━━ Data listing ━━

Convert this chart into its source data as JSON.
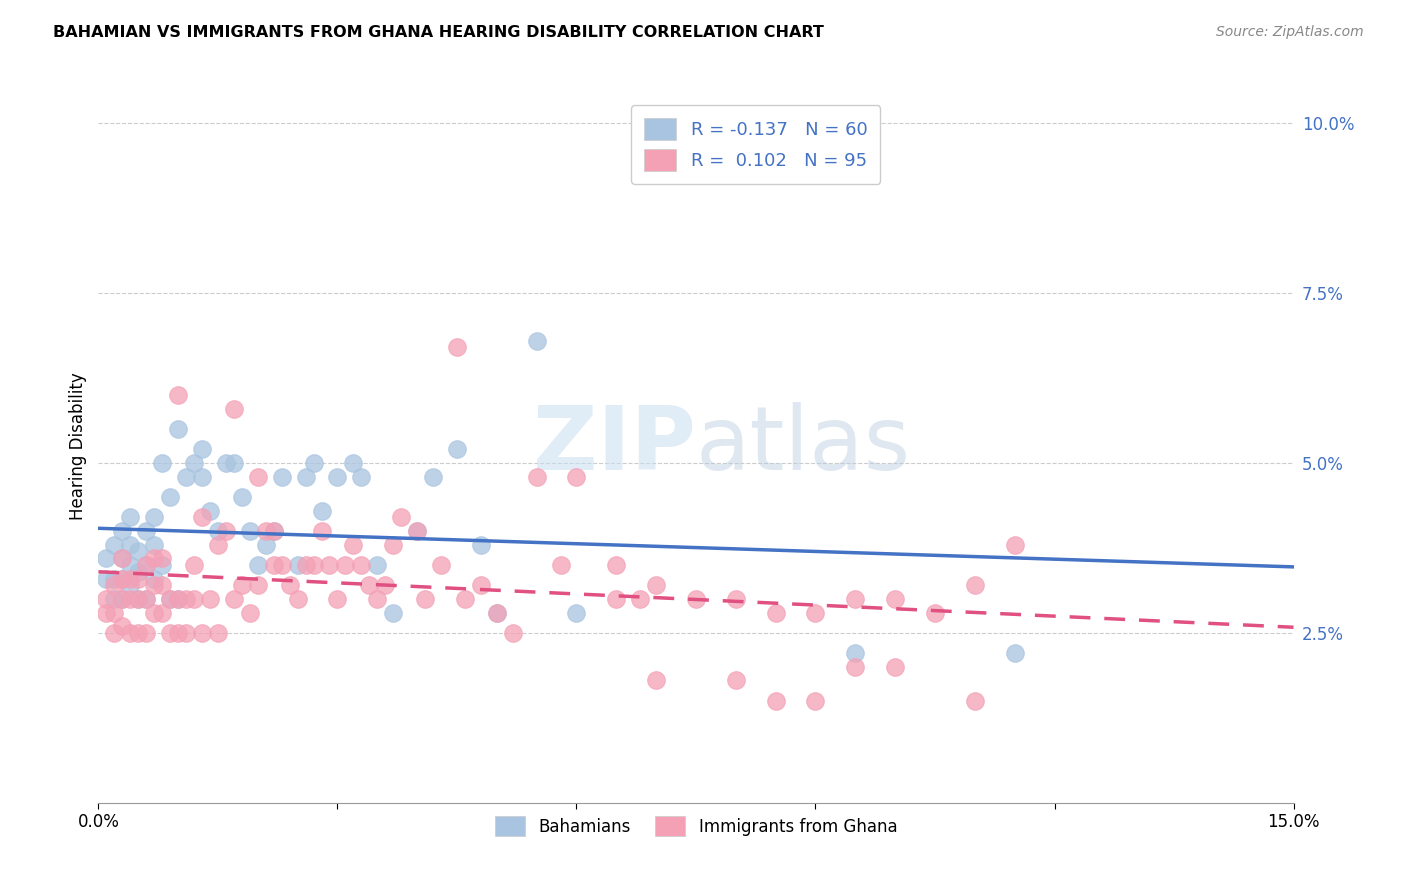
{
  "title": "BAHAMIAN VS IMMIGRANTS FROM GHANA HEARING DISABILITY CORRELATION CHART",
  "source": "Source: ZipAtlas.com",
  "ylabel": "Hearing Disability",
  "xmin": 0.0,
  "xmax": 0.15,
  "ymin": 0.0,
  "ymax": 0.105,
  "color_blue": "#a8c4e0",
  "color_pink": "#f4a0b5",
  "line_blue": "#4472c4",
  "line_pink": "#e05080",
  "bahamian_R": -0.137,
  "bahamian_N": 60,
  "ghana_R": 0.102,
  "ghana_N": 95,
  "watermark_zip": "ZIP",
  "watermark_atlas": "atlas",
  "legend_bahamians": "Bahamians",
  "legend_ghana": "Immigrants from Ghana",
  "bahamian_x": [
    0.001,
    0.001,
    0.002,
    0.002,
    0.002,
    0.003,
    0.003,
    0.003,
    0.003,
    0.004,
    0.004,
    0.004,
    0.004,
    0.005,
    0.005,
    0.005,
    0.006,
    0.006,
    0.006,
    0.007,
    0.007,
    0.007,
    0.008,
    0.008,
    0.009,
    0.009,
    0.01,
    0.01,
    0.011,
    0.012,
    0.013,
    0.013,
    0.014,
    0.015,
    0.016,
    0.017,
    0.018,
    0.019,
    0.02,
    0.021,
    0.022,
    0.023,
    0.025,
    0.026,
    0.027,
    0.028,
    0.03,
    0.032,
    0.033,
    0.035,
    0.037,
    0.04,
    0.042,
    0.045,
    0.048,
    0.05,
    0.055,
    0.06,
    0.095,
    0.115
  ],
  "bahamian_y": [
    0.033,
    0.036,
    0.03,
    0.033,
    0.038,
    0.03,
    0.033,
    0.036,
    0.04,
    0.032,
    0.035,
    0.038,
    0.042,
    0.03,
    0.034,
    0.037,
    0.03,
    0.035,
    0.04,
    0.033,
    0.038,
    0.042,
    0.035,
    0.05,
    0.03,
    0.045,
    0.03,
    0.055,
    0.048,
    0.05,
    0.048,
    0.052,
    0.043,
    0.04,
    0.05,
    0.05,
    0.045,
    0.04,
    0.035,
    0.038,
    0.04,
    0.048,
    0.035,
    0.048,
    0.05,
    0.043,
    0.048,
    0.05,
    0.048,
    0.035,
    0.028,
    0.04,
    0.048,
    0.052,
    0.038,
    0.028,
    0.068,
    0.028,
    0.022,
    0.022
  ],
  "ghana_x": [
    0.001,
    0.001,
    0.002,
    0.002,
    0.002,
    0.003,
    0.003,
    0.003,
    0.003,
    0.004,
    0.004,
    0.004,
    0.005,
    0.005,
    0.005,
    0.006,
    0.006,
    0.006,
    0.007,
    0.007,
    0.007,
    0.008,
    0.008,
    0.008,
    0.009,
    0.009,
    0.01,
    0.01,
    0.01,
    0.011,
    0.011,
    0.012,
    0.012,
    0.013,
    0.013,
    0.014,
    0.015,
    0.015,
    0.016,
    0.017,
    0.017,
    0.018,
    0.019,
    0.02,
    0.02,
    0.021,
    0.022,
    0.022,
    0.023,
    0.024,
    0.025,
    0.026,
    0.027,
    0.028,
    0.029,
    0.03,
    0.031,
    0.032,
    0.033,
    0.034,
    0.035,
    0.036,
    0.037,
    0.038,
    0.04,
    0.041,
    0.043,
    0.045,
    0.046,
    0.048,
    0.05,
    0.052,
    0.055,
    0.058,
    0.06,
    0.065,
    0.068,
    0.07,
    0.075,
    0.08,
    0.085,
    0.09,
    0.095,
    0.1,
    0.105,
    0.11,
    0.115,
    0.065,
    0.07,
    0.08,
    0.085,
    0.09,
    0.095,
    0.1,
    0.11
  ],
  "ghana_y": [
    0.028,
    0.03,
    0.025,
    0.028,
    0.032,
    0.026,
    0.03,
    0.033,
    0.036,
    0.025,
    0.03,
    0.033,
    0.025,
    0.03,
    0.033,
    0.025,
    0.03,
    0.035,
    0.028,
    0.032,
    0.036,
    0.028,
    0.032,
    0.036,
    0.025,
    0.03,
    0.025,
    0.03,
    0.06,
    0.025,
    0.03,
    0.03,
    0.035,
    0.025,
    0.042,
    0.03,
    0.038,
    0.025,
    0.04,
    0.03,
    0.058,
    0.032,
    0.028,
    0.032,
    0.048,
    0.04,
    0.035,
    0.04,
    0.035,
    0.032,
    0.03,
    0.035,
    0.035,
    0.04,
    0.035,
    0.03,
    0.035,
    0.038,
    0.035,
    0.032,
    0.03,
    0.032,
    0.038,
    0.042,
    0.04,
    0.03,
    0.035,
    0.067,
    0.03,
    0.032,
    0.028,
    0.025,
    0.048,
    0.035,
    0.048,
    0.03,
    0.03,
    0.032,
    0.03,
    0.03,
    0.028,
    0.028,
    0.03,
    0.03,
    0.028,
    0.032,
    0.038,
    0.035,
    0.018,
    0.018,
    0.015,
    0.015,
    0.02,
    0.02,
    0.015
  ]
}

━━━

Required work -
Pull every line containing "source" out of the data above.

Correct answer -
Convert this chart into its source data as JSON.
  "source": "Source: ZipAtlas.com",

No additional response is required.